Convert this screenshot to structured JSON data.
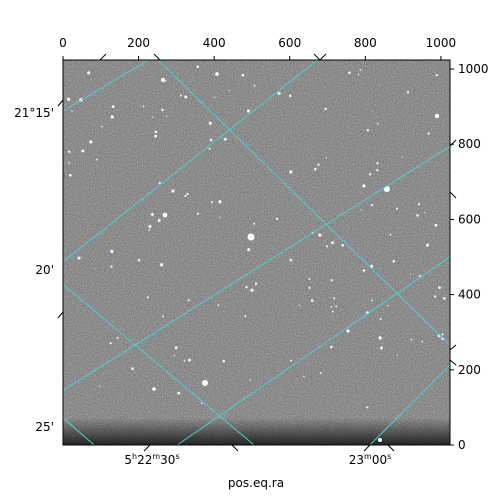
{
  "chart_data": {
    "type": "image",
    "xlabel": "pos.eq.ra",
    "top_axis": {
      "ticks": [
        0,
        200,
        400,
        600,
        800,
        1000
      ],
      "range": [
        0,
        1024
      ]
    },
    "right_axis": {
      "ticks": [
        0,
        200,
        400,
        600,
        800,
        1000
      ],
      "range": [
        0,
        1024
      ]
    },
    "ra_ticks": [
      {
        "hours": "5",
        "minutes": "22",
        "seconds": "30",
        "label_form": "full"
      },
      {
        "minutes": "23",
        "seconds": "00",
        "label_form": "short"
      }
    ],
    "dec_ticks": [
      "21°15'",
      "20'",
      "25'"
    ],
    "grid": true,
    "grid_color": "#4fd5d5",
    "image_style": "grayscale star field"
  }
}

Request >> Every line of the data above should be quoted exactly. Omit the pictures.

Reply to the exercise >>
Convert this screenshot to structured JSON data.
{
  "chart_data": {
    "type": "image",
    "xlabel": "pos.eq.ra",
    "top_axis": {
      "ticks": [
        0,
        200,
        400,
        600,
        800,
        1000
      ],
      "range": [
        0,
        1024
      ]
    },
    "right_axis": {
      "ticks": [
        0,
        200,
        400,
        600,
        800,
        1000
      ],
      "range": [
        0,
        1024
      ]
    },
    "ra_ticks": [
      {
        "hours": "5",
        "minutes": "22",
        "seconds": "30",
        "label_form": "full"
      },
      {
        "minutes": "23",
        "seconds": "00",
        "label_form": "short"
      }
    ],
    "dec_ticks": [
      "21°15'",
      "20'",
      "25'"
    ],
    "grid": true,
    "grid_color": "#4fd5d5",
    "image_style": "grayscale star field"
  }
}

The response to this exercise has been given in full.